* **Problem to solve**
Filter the entries that follow, copying every line in which the word "screenshot" appears.

[Collection entries]
+--

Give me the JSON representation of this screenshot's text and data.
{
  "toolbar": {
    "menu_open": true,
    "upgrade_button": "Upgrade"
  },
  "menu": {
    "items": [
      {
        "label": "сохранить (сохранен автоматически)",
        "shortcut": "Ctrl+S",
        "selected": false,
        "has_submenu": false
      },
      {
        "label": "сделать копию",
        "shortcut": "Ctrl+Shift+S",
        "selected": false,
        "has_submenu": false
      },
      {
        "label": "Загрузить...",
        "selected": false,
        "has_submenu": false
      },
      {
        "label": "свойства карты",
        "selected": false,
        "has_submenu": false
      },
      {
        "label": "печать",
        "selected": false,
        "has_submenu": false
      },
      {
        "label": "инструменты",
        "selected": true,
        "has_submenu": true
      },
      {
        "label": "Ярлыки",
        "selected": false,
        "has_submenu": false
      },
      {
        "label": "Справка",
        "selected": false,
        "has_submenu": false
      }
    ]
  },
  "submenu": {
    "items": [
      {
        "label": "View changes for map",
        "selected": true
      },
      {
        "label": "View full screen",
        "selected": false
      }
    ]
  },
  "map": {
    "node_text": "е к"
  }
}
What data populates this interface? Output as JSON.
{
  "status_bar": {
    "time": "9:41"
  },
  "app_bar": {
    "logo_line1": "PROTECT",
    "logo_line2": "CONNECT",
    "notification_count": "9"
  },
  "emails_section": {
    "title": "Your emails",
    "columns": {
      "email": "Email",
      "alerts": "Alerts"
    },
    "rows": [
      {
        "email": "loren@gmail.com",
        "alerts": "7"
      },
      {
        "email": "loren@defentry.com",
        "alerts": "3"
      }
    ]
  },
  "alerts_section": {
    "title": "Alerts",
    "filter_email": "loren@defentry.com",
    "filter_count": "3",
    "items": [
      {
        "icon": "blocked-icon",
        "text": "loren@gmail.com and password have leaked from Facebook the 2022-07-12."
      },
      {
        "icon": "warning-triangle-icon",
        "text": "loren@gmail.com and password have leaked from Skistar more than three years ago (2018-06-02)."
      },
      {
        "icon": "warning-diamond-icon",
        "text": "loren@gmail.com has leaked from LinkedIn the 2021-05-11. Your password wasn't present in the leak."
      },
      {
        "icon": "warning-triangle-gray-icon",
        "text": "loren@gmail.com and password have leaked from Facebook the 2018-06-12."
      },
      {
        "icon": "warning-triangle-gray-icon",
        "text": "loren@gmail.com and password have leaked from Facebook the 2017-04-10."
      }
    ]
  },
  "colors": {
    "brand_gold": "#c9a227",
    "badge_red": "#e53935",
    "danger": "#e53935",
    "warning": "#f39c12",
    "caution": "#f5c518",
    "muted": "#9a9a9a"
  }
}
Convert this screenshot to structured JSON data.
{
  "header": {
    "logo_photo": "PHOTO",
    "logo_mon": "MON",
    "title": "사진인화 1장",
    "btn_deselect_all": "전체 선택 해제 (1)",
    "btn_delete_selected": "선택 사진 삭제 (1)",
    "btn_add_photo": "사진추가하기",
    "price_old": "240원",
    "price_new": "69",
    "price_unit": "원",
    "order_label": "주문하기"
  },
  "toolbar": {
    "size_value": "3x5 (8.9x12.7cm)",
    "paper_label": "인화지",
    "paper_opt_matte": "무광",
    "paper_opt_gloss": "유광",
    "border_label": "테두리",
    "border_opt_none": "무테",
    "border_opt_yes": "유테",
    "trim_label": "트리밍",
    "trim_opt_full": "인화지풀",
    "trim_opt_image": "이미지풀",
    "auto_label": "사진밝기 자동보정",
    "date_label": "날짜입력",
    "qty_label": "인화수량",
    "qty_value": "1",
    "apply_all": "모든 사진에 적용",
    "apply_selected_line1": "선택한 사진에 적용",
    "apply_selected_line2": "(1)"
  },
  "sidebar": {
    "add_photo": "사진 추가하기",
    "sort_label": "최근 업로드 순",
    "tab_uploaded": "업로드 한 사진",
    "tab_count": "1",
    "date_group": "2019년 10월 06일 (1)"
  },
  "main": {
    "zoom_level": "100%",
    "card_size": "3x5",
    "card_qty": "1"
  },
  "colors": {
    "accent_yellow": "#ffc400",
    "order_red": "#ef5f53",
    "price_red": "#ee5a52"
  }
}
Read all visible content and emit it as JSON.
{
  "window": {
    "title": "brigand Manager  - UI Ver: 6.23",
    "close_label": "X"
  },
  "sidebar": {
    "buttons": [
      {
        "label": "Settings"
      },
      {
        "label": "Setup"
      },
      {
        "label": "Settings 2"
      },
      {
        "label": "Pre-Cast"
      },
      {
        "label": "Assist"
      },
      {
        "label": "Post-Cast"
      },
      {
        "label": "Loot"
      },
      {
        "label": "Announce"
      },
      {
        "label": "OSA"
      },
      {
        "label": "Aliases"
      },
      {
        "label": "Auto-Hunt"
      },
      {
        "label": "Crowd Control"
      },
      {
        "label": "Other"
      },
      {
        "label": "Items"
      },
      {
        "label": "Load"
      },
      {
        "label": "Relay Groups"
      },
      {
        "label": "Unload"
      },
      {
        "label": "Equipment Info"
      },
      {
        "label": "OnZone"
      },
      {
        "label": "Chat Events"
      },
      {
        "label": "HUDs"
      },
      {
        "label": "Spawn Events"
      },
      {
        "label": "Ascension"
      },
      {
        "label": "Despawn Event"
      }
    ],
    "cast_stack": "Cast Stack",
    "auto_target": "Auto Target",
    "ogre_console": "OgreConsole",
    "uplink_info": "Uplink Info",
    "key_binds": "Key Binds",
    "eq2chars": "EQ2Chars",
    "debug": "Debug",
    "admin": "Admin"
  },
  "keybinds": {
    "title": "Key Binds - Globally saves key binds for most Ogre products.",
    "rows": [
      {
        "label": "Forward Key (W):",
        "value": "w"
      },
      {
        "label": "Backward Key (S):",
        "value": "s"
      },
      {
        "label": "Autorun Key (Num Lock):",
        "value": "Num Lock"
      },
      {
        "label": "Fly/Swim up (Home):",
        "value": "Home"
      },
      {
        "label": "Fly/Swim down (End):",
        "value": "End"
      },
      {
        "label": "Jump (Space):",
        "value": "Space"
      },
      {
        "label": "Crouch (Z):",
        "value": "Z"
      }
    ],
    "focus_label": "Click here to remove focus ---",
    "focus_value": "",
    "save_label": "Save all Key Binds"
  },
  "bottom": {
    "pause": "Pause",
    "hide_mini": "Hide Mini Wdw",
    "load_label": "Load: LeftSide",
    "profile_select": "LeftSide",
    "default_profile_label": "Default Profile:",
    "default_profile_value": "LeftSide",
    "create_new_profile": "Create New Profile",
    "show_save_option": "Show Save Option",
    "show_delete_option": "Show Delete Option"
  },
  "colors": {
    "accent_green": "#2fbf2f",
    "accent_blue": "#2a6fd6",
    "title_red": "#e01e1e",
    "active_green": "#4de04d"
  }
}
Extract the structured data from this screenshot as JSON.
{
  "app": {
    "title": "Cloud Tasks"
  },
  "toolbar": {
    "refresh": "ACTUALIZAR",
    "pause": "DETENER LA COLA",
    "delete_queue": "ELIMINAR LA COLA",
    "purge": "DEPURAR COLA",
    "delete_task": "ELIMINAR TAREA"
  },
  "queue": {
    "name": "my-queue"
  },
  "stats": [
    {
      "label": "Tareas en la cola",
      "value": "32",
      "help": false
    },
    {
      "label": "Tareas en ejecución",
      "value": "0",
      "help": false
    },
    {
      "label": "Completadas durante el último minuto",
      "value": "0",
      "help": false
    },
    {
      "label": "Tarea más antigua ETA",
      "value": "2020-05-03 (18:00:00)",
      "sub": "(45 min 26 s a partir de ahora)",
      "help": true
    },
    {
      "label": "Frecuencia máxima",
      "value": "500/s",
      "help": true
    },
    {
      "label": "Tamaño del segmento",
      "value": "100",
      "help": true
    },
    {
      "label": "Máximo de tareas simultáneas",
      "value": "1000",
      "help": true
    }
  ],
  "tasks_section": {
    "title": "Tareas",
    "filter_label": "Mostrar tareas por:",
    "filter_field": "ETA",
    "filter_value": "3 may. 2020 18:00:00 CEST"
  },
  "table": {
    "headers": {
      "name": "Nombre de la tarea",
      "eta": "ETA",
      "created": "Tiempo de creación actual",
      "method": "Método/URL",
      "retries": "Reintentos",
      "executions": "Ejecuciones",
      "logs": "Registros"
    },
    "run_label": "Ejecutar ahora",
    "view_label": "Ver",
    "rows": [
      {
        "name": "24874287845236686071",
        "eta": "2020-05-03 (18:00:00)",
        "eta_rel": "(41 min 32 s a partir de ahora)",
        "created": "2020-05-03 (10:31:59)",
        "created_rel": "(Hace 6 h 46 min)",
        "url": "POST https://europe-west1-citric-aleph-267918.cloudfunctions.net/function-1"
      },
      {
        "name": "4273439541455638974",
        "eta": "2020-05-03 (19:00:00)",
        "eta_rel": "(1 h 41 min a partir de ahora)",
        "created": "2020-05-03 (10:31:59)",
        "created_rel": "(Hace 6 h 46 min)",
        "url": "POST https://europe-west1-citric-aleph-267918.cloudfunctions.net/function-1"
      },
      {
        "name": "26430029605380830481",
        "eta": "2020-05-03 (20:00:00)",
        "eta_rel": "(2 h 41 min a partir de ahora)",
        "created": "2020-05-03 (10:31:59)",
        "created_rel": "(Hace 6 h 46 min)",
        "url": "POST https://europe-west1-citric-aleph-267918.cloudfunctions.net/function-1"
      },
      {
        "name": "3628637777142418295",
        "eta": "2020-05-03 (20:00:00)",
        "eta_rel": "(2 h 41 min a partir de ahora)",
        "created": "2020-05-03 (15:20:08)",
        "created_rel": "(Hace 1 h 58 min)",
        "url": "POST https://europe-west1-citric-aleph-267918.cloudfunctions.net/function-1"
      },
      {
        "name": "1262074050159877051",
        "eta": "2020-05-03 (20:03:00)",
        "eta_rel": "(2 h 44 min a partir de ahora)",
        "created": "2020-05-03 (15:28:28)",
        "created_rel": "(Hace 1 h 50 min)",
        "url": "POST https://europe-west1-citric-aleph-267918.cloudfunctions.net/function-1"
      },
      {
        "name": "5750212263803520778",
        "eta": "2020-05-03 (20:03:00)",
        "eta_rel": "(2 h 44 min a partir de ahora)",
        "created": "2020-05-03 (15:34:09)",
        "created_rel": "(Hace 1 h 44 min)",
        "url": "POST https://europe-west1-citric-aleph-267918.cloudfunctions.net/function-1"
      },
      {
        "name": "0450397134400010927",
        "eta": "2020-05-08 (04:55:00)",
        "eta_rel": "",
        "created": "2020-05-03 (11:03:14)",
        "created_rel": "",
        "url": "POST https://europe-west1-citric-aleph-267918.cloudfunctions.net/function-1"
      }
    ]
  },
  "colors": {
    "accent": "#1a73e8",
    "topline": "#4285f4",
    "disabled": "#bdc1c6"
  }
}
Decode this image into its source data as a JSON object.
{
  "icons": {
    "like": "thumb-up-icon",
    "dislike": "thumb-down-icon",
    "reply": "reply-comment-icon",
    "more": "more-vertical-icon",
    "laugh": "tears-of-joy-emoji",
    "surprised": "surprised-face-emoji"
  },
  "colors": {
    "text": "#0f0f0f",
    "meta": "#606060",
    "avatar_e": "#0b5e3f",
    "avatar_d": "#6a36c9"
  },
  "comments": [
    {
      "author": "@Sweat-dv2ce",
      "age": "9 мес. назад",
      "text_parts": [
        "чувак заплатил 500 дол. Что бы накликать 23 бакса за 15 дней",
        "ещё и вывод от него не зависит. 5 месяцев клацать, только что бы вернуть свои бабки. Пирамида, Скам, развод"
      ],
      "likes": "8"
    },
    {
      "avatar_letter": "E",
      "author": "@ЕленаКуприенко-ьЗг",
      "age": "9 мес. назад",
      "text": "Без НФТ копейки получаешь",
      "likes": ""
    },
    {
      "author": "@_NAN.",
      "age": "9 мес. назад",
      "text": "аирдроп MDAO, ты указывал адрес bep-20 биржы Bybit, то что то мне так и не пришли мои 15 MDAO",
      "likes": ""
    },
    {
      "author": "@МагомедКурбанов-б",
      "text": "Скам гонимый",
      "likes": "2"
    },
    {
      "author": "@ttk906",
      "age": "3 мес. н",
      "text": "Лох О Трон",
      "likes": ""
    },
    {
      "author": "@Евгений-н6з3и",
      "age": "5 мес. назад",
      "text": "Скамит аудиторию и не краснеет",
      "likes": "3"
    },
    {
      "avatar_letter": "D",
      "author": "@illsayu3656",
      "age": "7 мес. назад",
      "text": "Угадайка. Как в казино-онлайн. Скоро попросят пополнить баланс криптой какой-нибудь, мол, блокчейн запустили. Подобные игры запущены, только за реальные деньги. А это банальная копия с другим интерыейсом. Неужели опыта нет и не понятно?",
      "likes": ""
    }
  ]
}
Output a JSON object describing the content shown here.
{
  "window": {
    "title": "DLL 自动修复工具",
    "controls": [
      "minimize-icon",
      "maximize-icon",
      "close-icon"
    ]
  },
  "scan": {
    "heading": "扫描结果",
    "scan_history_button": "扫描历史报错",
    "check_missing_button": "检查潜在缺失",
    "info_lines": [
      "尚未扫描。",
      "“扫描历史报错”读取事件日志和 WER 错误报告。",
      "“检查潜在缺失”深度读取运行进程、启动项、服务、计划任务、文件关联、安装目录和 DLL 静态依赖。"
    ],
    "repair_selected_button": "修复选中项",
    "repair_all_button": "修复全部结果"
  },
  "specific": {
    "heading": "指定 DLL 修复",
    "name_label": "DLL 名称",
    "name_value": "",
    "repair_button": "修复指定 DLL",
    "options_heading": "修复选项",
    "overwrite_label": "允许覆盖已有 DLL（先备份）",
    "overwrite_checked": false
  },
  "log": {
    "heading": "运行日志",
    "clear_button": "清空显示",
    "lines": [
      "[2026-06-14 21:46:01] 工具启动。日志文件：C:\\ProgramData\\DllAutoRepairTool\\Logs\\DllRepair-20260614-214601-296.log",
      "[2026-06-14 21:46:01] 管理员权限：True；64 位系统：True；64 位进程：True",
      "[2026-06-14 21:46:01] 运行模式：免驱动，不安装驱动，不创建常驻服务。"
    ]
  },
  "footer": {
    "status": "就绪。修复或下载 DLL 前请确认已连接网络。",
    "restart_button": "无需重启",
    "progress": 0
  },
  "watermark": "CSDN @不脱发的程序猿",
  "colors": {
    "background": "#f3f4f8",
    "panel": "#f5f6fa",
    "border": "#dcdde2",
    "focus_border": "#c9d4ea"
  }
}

+--

* **Expected answer**
Give me the JSON representation of this screenshot's text and data.
Convert this screenshot to structured JSON data.
Extract the structured data from this screenshot as JSON.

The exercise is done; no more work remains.